--- START RECORD EXTRACTS ---

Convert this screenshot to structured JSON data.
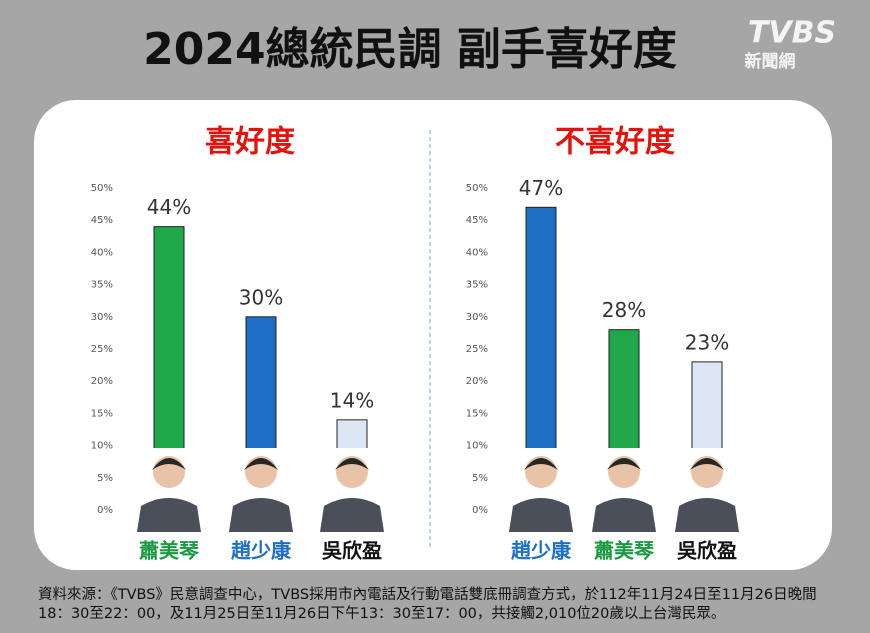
{
  "header": {
    "title": "2024總統民調 副手喜好度",
    "logo": "TVBS",
    "logo_sub": "新聞網"
  },
  "source": "資料來源：《TVBS》民意調查中心，TVBS採用市內電話及行動電話雙底冊調查方式，於112年11月24日至11月26日晚間18：30至22：00，及11月25日至11月26日下午13：30至17：00，共接觸2,010位20歲以上台灣民眾。",
  "chart_data": [
    {
      "type": "bar",
      "title": "喜好度",
      "title_color": "#e3120b",
      "categories": [
        "蕭美琴",
        "趙少康",
        "吳欣盈"
      ],
      "values": [
        44,
        30,
        14
      ],
      "value_labels": [
        "44%",
        "30%",
        "14%"
      ],
      "colors": [
        "#1fa84a",
        "#1c6fc4",
        "#dde6f5"
      ],
      "label_colors": [
        "#1a9a40",
        "#1c6fc4",
        "#111111"
      ],
      "ylim": [
        0,
        50
      ],
      "yticks": [
        {
          "value": 0,
          "label": "0%"
        },
        {
          "value": 5,
          "label": "5%"
        },
        {
          "value": 10,
          "label": "10%"
        },
        {
          "value": 15,
          "label": "15%"
        },
        {
          "value": 20,
          "label": "20%"
        },
        {
          "value": 25,
          "label": "25%"
        },
        {
          "value": 30,
          "label": "30%"
        },
        {
          "value": 35,
          "label": "35%"
        },
        {
          "value": 40,
          "label": "40%"
        },
        {
          "value": 45,
          "label": "45%"
        },
        {
          "value": 50,
          "label": "50%"
        }
      ],
      "grid": false
    },
    {
      "type": "bar",
      "title": "不喜好度",
      "title_color": "#e3120b",
      "categories": [
        "趙少康",
        "蕭美琴",
        "吳欣盈"
      ],
      "values": [
        47,
        28,
        23
      ],
      "value_labels": [
        "47%",
        "28%",
        "23%"
      ],
      "colors": [
        "#1c6fc4",
        "#1fa84a",
        "#dde6f5"
      ],
      "label_colors": [
        "#1c6fc4",
        "#1a9a40",
        "#111111"
      ],
      "ylim": [
        0,
        50
      ],
      "yticks": [
        {
          "value": 0,
          "label": "0%"
        },
        {
          "value": 5,
          "label": "5%"
        },
        {
          "value": 10,
          "label": "10%"
        },
        {
          "value": 15,
          "label": "15%"
        },
        {
          "value": 20,
          "label": "20%"
        },
        {
          "value": 25,
          "label": "25%"
        },
        {
          "value": 30,
          "label": "30%"
        },
        {
          "value": 35,
          "label": "35%"
        },
        {
          "value": 40,
          "label": "40%"
        },
        {
          "value": 45,
          "label": "45%"
        },
        {
          "value": 50,
          "label": "50%"
        }
      ],
      "grid": false
    }
  ]
}
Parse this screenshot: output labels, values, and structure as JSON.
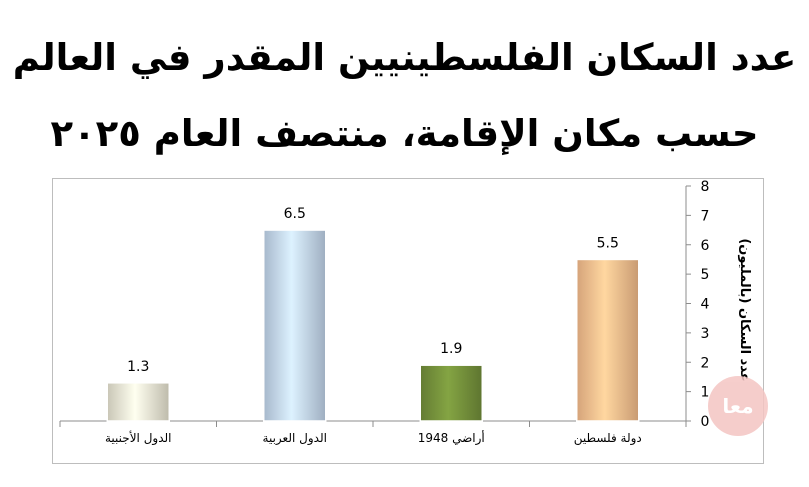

--- END RECORD EXTRACTS ---

YOUR OBJECTIVE:
Each line that holds the word "JSON" should be extracted from the records.

RESULT OF THIS EXERCISE:
Convert this screenshot to structured JSON data.
Parse this screenshot: output labels, values, and structure as JSON.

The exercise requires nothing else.